» WORK TO DO:
A) In the post on perturbation problems, why does the rescaling method from the earlier example matter beyond that one case?
B) Set down, word for word, the stretch of the perturbation post from "My previous post" through "get more tedious).".

» DOCUMENT:
● ● ● ● ●

1. Intro
  2. Taylor/Maclaurin expansions
  3. Asymptotic series/expansions
  4. Regular perturbations
  5. Singular perturbations
  6. Footnotes

Intro

My previous post employed a straightforward example to illustrate how adopting an “optimal” rescaling can unveil the underlying structure of certain perturbation problems. The method used was not limited to the particular example discussed therein; it is in fact one of the general strategies applicable across numerous perturbation scenarios. The present post is a follow-up discussion, in which I am planning to amplify some of the earlier ideas. I will focus briefly on the difference between regular and singular perturbation problems via a couple of elementary examples involving quadratic equations. The same ideas can be applied to equations involving polynomials of higher degrees (but the algebra is likely to get more tedious).

Taylor/Maclaurin expansions

Let’s start with a reminder of a basic theorem from Calculus. Broadly speaking, this result informs us that if we have a function whose first $(n+1)$ derivatives exist at the origin (for some $n\geq{1}$), then the values of the function near that particular location can be approximated by a polynomial of order $n$ together with some extra bit (a remainder).

Before we can state this result more precisely, some new notation is needed; more specifically, for any given differentiable function $f(x)$, we set

\[f^{(1)}(0)\equiv \dfrac{df}{dx}(0),\quad f^{(2)}(0)\equiv\dfrac{d^2f}{dx^2}(0),\quad\dots,\quad f^{(n)}(0)\equiv\dfrac{d^nf}{dx^n}(0),\dots .\]

The result anticipated above can now be stated more rigorously:

Taylor’s Theorem (at the origin): Suppose that the function $f=f(x)$ has $(n+1)$ continuous derivatives on an open interval $I$ containing the point $x=0$. The, for each $x\in I$,

\[f(x)= f(0)+ f^{(1)}(0)x+\dfrac{1}{2!}f^{(2)}(0)x^2+\dots + \dfrac{1}{n!}f^{(n)}(0)x^n+ \delta_{n+1}(x),\]

where

\[\delta_{n+1}(x)\equiv \dfrac{1}{n!}\int_0^x f^{(n+1)}(t)(x-t)^n dt.\]

The remainder term ($\delta_{n+1}$) above can also be expressed in the form given by Lagrange (in 1797)

● ● ● ● ●

» PROVIDED MATERIAL:
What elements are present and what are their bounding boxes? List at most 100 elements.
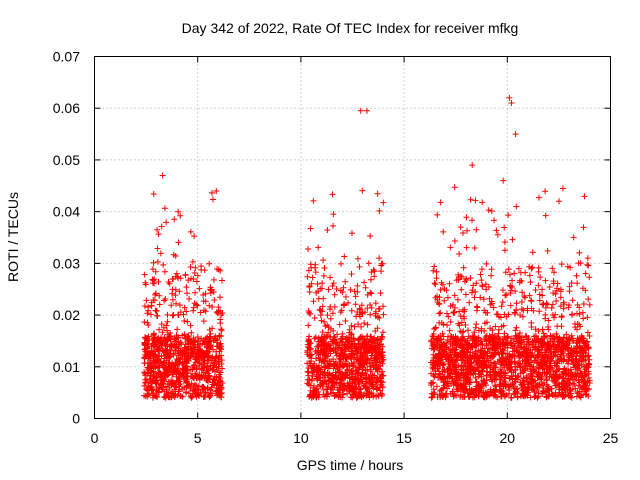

● ● ● ● ●

» RESULTS FOR THE EXERCISE:
A) The method was not limited to the example discussed in the previous post. It is one of the general strategies that can be applied across numerous perturbation scenarios.

B)
My previous post employed a straightforward example to illustrate how adopting an “optimal” rescaling can unveil the underlying structure of certain perturbation problems. The method used was not limited to the particular example discussed therein; it is in fact one of the general strategies applicable across numerous perturbation scenarios. The present post is a follow-up discussion, in which I am planning to amplify some of the earlier ideas. I will focus briefly on the difference between regular and singular perturbation problems via a couple of elementary examples involving quadratic equations. The same ideas can be applied to equations involving polynomials of higher degrees (but the algebra is likely to get more tedious).